§ **Written problem**
Leave out any picture and return the remaining listing below exactly as given.

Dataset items
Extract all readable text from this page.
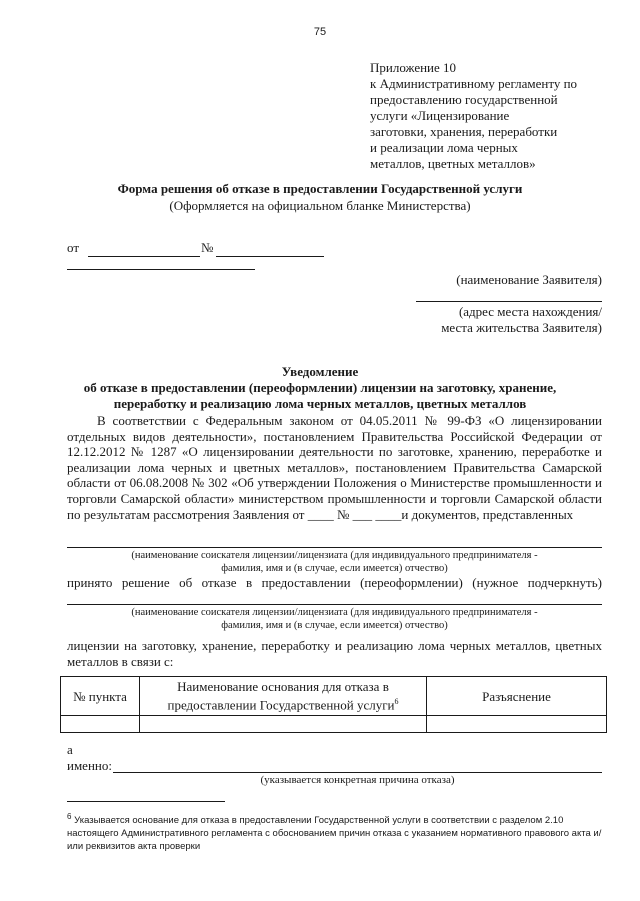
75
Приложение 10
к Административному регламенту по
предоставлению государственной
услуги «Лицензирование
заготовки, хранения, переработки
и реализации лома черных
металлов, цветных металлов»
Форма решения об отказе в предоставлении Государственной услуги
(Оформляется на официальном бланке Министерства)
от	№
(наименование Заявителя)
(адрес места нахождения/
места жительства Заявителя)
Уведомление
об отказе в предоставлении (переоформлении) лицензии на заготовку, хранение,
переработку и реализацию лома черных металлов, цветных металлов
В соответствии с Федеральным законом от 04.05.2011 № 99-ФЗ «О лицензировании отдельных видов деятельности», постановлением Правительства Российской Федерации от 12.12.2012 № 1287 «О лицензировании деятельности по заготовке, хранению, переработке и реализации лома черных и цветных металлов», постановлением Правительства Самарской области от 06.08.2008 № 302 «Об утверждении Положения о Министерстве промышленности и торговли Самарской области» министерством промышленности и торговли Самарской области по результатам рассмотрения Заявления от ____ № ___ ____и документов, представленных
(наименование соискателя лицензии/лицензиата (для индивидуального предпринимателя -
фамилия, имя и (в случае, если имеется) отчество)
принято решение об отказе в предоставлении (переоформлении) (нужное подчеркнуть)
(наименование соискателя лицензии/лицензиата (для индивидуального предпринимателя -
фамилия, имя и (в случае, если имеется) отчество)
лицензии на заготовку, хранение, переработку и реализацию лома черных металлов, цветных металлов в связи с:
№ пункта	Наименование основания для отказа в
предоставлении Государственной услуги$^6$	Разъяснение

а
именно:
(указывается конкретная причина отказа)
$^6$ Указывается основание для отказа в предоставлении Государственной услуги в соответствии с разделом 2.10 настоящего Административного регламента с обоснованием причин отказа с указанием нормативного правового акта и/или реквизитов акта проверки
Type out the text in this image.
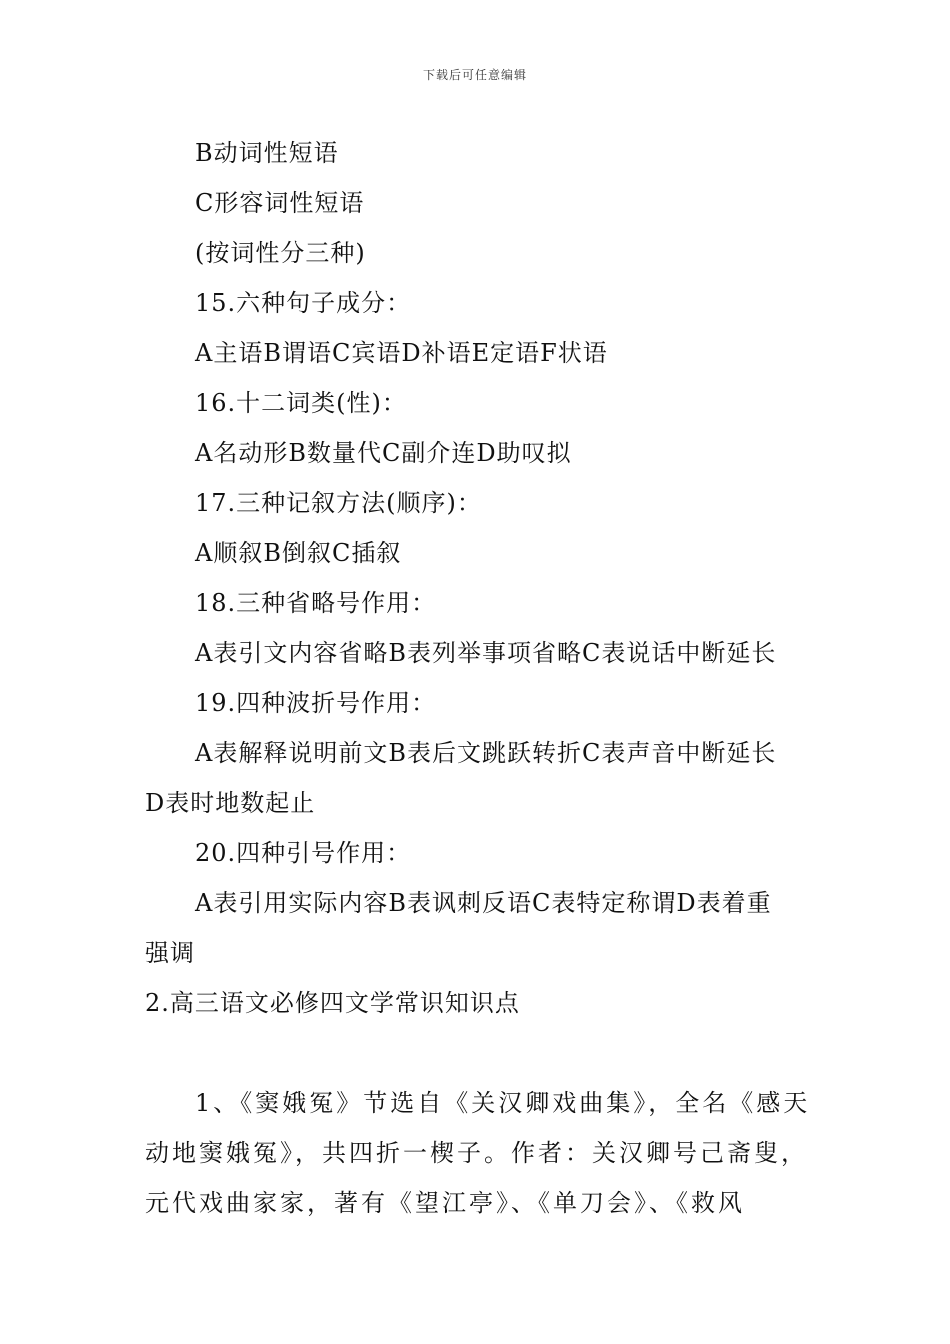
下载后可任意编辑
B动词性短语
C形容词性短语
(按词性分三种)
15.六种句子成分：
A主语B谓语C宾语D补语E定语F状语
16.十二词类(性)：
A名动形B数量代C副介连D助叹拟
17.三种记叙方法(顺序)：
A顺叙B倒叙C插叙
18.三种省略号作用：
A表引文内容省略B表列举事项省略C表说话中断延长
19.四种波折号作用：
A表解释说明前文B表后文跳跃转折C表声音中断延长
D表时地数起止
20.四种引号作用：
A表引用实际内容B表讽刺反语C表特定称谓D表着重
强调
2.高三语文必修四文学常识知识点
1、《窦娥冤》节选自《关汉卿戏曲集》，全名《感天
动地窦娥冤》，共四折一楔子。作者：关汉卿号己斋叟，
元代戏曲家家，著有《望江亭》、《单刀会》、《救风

§ **Finished exercise**
Extract all readable text from this page.
75
Приложение 10
к Административному регламенту по
предоставлению государственной
услуги «Лицензирование
заготовки, хранения, переработки
и реализации лома черных
металлов, цветных металлов»
Форма решения об отказе в предоставлении Государственной услуги
(Оформляется на официальном бланке Министерства)
от	№
(наименование Заявителя)
(адрес места нахождения/
места жительства Заявителя)
Уведомление
об отказе в предоставлении (переоформлении) лицензии на заготовку, хранение,
переработку и реализацию лома черных металлов, цветных металлов
В соответствии с Федеральным законом от 04.05.2011 № 99-ФЗ «О лицензировании отдельных видов деятельности», постановлением Правительства Российской Федерации от 12.12.2012 № 1287 «О лицензировании деятельности по заготовке, хранению, переработке и реализации лома черных и цветных металлов», постановлением Правительства Самарской области от 06.08.2008 № 302 «Об утверждении Положения о Министерстве промышленности и торговли Самарской области» министерством промышленности и торговли Самарской области по результатам рассмотрения Заявления от ____ № ___ ____и документов, представленных
(наименование соискателя лицензии/лицензиата (для индивидуального предпринимателя -
фамилия, имя и (в случае, если имеется) отчество)
принято решение об отказе в предоставлении (переоформлении) (нужное подчеркнуть)
(наименование соискателя лицензии/лицензиата (для индивидуального предпринимателя -
фамилия, имя и (в случае, если имеется) отчество)
лицензии на заготовку, хранение, переработку и реализацию лома черных металлов, цветных металлов в связи с:
№ пункта	Наименование основания для отказа в
предоставлении Государственной услуги$^6$	Разъяснение

а
именно:
(указывается конкретная причина отказа)
$^6$ Указывается основание для отказа в предоставлении Государственной услуги в соответствии с разделом 2.10 настоящего Административного регламента с обоснованием причин отказа с указанием нормативного правового акта и/или реквизитов акта проверки
Type out the text in this image.
下载后可任意编辑
B动词性短语
C形容词性短语
(按词性分三种)
15.六种句子成分：
A主语B谓语C宾语D补语E定语F状语
16.十二词类(性)：
A名动形B数量代C副介连D助叹拟
17.三种记叙方法(顺序)：
A顺叙B倒叙C插叙
18.三种省略号作用：
A表引文内容省略B表列举事项省略C表说话中断延长
19.四种波折号作用：
A表解释说明前文B表后文跳跃转折C表声音中断延长
D表时地数起止
20.四种引号作用：
A表引用实际内容B表讽刺反语C表特定称谓D表着重
强调
2.高三语文必修四文学常识知识点
1、《窦娥冤》节选自《关汉卿戏曲集》，全名《感天
动地窦娥冤》，共四折一楔子。作者：关汉卿号己斋叟，
元代戏曲家家，著有《望江亭》、《单刀会》、《救风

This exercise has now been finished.